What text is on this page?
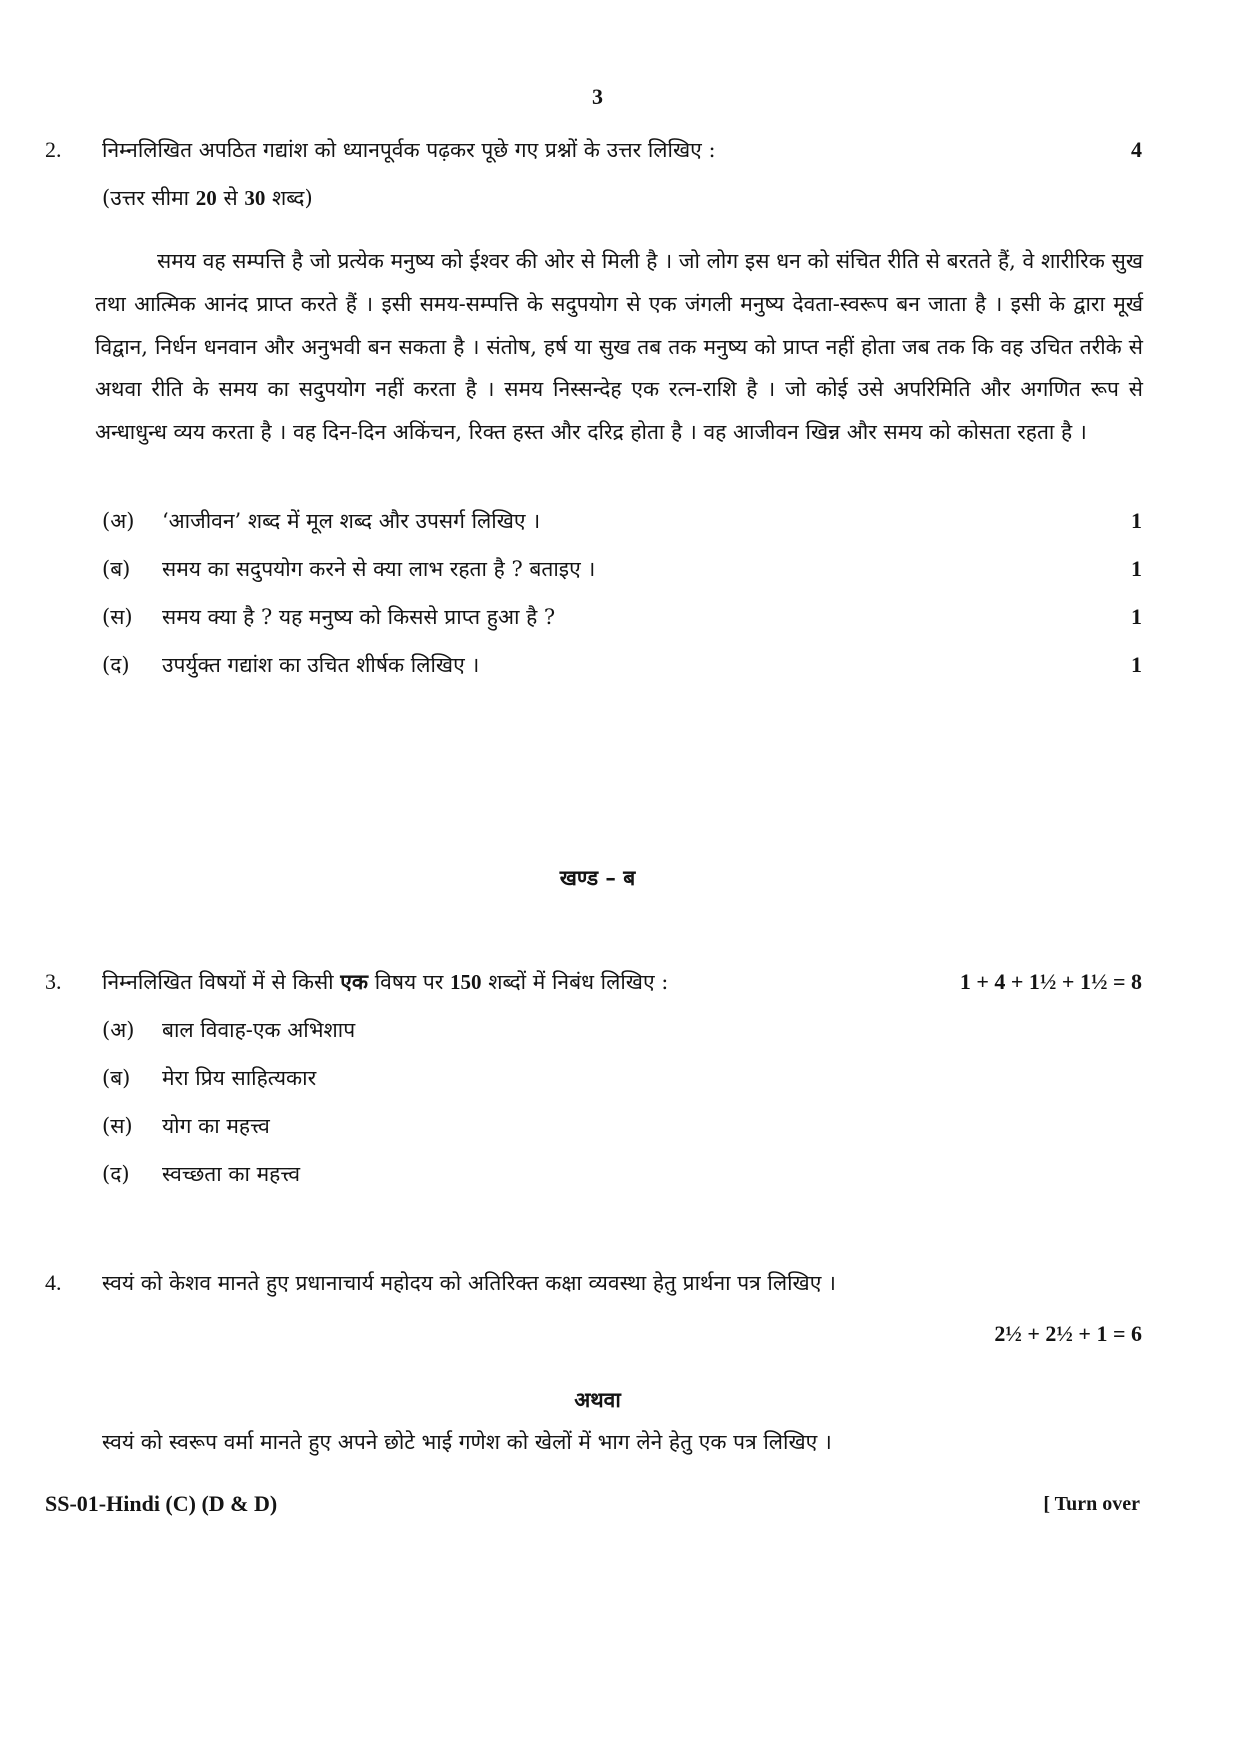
3
2. निम्नलिखित अपठित गद्यांश को ध्यानपूर्वक पढ़कर पूछे गए प्रश्नों के उत्तर लिखिए :	4
(उत्तर सीमा 20 से 30 शब्द)
समय वह सम्पत्ति है जो प्रत्येक मनुष्य को ईश्वर की ओर से मिली है । जो लोग इस धन को संचित रीति से बरतते हैं, वे शारीरिक सुख तथा आत्मिक आनंद प्राप्त करते हैं । इसी समय-सम्पत्ति के सदुपयोग से एक जंगली मनुष्य देवता-स्वरूप बन जाता है । इसी के द्वारा मूर्ख विद्वान, निर्धन धनवान और अनुभवी बन सकता है । संतोष, हर्ष या सुख तब तक मनुष्य को प्राप्त नहीं होता जब तक कि वह उचित तरीके से अथवा रीति के समय का सदुपयोग नहीं करता है । समय निस्सन्देह एक रत्न-राशि है । जो कोई उसे अपरिमिति और अगणित रूप से अन्धाधुन्ध व्यय करता है । वह दिन-दिन अकिंचन, रिक्त हस्त और दरिद्र होता है । वह आजीवन खिन्न और समय को कोसता रहता है ।
(अ) ‘आजीवन’ शब्द में मूल शब्द और उपसर्ग लिखिए ।	1
(ब) समय का सदुपयोग करने से क्या लाभ रहता है ? बताइए ।	1
(स) समय क्या है ? यह मनुष्य को किससे प्राप्त हुआ है ?	1
(द) उपर्युक्त गद्यांश का उचित शीर्षक लिखिए ।	1
खण्ड – ब
3. निम्नलिखित विषयों में से किसी एक विषय पर 150 शब्दों में निबंध लिखिए :	1 + 4 + 1½ + 1½ = 8
(अ) बाल विवाह-एक अभिशाप
(ब) मेरा प्रिय साहित्यकार
(स) योग का महत्त्व
(द) स्वच्छता का महत्त्व
4. स्वयं को केशव मानते हुए प्रधानाचार्य महोदय को अतिरिक्त कक्षा व्यवस्था हेतु प्रार्थना पत्र लिखिए ।
2½ + 2½ + 1 = 6
अथवा
स्वयं को स्वरूप वर्मा मानते हुए अपने छोटे भाई गणेश को खेलों में भाग लेने हेतु एक पत्र लिखिए ।
SS-01-Hindi (C) (D & D)	[ Turn over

◆ **Written task**
Send back the data above word for word, with the pictures left out.

◆ **Exercise response**
What text is on this page?
3
2. निम्नलिखित अपठित गद्यांश को ध्यानपूर्वक पढ़कर पूछे गए प्रश्नों के उत्तर लिखिए :	4
(उत्तर सीमा 20 से 30 शब्द)
समय वह सम्पत्ति है जो प्रत्येक मनुष्य को ईश्वर की ओर से मिली है । जो लोग इस धन को संचित रीति से बरतते हैं, वे शारीरिक सुख तथा आत्मिक आनंद प्राप्त करते हैं । इसी समय-सम्पत्ति के सदुपयोग से एक जंगली मनुष्य देवता-स्वरूप बन जाता है । इसी के द्वारा मूर्ख विद्वान, निर्धन धनवान और अनुभवी बन सकता है । संतोष, हर्ष या सुख तब तक मनुष्य को प्राप्त नहीं होता जब तक कि वह उचित तरीके से अथवा रीति के समय का सदुपयोग नहीं करता है । समय निस्सन्देह एक रत्न-राशि है । जो कोई उसे अपरिमिति और अगणित रूप से अन्धाधुन्ध व्यय करता है । वह दिन-दिन अकिंचन, रिक्त हस्त और दरिद्र होता है । वह आजीवन खिन्न और समय को कोसता रहता है ।
(अ) ‘आजीवन’ शब्द में मूल शब्द और उपसर्ग लिखिए ।	1
(ब) समय का सदुपयोग करने से क्या लाभ रहता है ? बताइए ।	1
(स) समय क्या है ? यह मनुष्य को किससे प्राप्त हुआ है ?	1
(द) उपर्युक्त गद्यांश का उचित शीर्षक लिखिए ।	1
खण्ड – ब
3. निम्नलिखित विषयों में से किसी एक विषय पर 150 शब्दों में निबंध लिखिए :	1 + 4 + 1½ + 1½ = 8
(अ) बाल विवाह-एक अभिशाप
(ब) मेरा प्रिय साहित्यकार
(स) योग का महत्त्व
(द) स्वच्छता का महत्त्व
4. स्वयं को केशव मानते हुए प्रधानाचार्य महोदय को अतिरिक्त कक्षा व्यवस्था हेतु प्रार्थना पत्र लिखिए ।
2½ + 2½ + 1 = 6
अथवा
स्वयं को स्वरूप वर्मा मानते हुए अपने छोटे भाई गणेश को खेलों में भाग लेने हेतु एक पत्र लिखिए ।
SS-01-Hindi (C) (D & D)	[ Turn over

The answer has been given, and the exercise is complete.